# start of Source data

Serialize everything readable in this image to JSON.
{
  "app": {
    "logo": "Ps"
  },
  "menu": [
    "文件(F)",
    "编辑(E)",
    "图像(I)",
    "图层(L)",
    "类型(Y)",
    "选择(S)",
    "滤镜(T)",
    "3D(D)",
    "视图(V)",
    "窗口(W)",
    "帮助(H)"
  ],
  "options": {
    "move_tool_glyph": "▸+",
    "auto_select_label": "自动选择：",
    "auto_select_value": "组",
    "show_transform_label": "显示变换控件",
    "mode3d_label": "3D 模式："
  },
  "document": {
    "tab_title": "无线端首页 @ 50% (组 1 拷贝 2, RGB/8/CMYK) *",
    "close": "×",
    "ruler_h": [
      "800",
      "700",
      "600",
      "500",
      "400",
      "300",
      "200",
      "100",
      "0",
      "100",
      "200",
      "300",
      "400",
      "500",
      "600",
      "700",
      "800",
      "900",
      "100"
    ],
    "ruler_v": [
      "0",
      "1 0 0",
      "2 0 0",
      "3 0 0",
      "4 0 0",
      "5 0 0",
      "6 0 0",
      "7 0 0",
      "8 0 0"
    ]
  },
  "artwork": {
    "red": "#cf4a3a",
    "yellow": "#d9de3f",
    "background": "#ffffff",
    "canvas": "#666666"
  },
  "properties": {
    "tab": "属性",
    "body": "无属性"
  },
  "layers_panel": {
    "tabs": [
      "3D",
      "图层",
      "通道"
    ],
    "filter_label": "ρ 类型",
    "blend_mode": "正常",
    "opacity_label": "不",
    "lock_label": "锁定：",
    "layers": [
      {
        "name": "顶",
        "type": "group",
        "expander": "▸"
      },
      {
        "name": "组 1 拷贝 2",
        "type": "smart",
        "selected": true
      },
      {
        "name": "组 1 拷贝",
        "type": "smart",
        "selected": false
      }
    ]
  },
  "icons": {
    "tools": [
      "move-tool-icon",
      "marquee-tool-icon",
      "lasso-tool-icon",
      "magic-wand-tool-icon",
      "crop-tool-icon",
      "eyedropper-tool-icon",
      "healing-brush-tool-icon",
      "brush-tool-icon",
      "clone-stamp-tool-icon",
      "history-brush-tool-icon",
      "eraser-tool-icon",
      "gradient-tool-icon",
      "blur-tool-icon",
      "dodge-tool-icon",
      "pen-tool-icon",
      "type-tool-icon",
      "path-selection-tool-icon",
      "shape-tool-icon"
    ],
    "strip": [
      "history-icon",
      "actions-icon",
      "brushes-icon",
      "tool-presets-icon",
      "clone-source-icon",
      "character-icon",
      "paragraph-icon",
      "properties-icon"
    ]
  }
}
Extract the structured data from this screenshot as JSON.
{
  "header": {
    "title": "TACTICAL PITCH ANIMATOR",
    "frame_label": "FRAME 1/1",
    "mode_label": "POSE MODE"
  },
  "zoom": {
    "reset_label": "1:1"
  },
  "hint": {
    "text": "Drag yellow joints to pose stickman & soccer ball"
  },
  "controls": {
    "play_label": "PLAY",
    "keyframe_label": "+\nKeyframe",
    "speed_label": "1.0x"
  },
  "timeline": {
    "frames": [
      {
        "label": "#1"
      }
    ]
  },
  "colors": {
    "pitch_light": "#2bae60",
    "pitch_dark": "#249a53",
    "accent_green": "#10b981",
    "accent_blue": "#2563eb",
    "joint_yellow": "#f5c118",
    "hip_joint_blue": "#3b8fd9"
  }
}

# end of Source data

-- Requirements --
Make an exact copy of every line from the one with "Extract the structured" to the end of the data, with the first and last of those lines included.

-- The solution --
Extract the structured data from this screenshot as JSON.
{
  "header": {
    "title": "TACTICAL PITCH ANIMATOR",
    "frame_label": "FRAME 1/1",
    "mode_label": "POSE MODE"
  },
  "zoom": {
    "reset_label": "1:1"
  },
  "hint": {
    "text": "Drag yellow joints to pose stickman & soccer ball"
  },
  "controls": {
    "play_label": "PLAY",
    "keyframe_label": "+\nKeyframe",
    "speed_label": "1.0x"
  },
  "timeline": {
    "frames": [
      {
        "label": "#1"
      }
    ]
  },
  "colors": {
    "pitch_light": "#2bae60",
    "pitch_dark": "#249a53",
    "accent_green": "#10b981",
    "accent_blue": "#2563eb",
    "joint_yellow": "#f5c118",
    "hip_joint_blue": "#3b8fd9"
  }
}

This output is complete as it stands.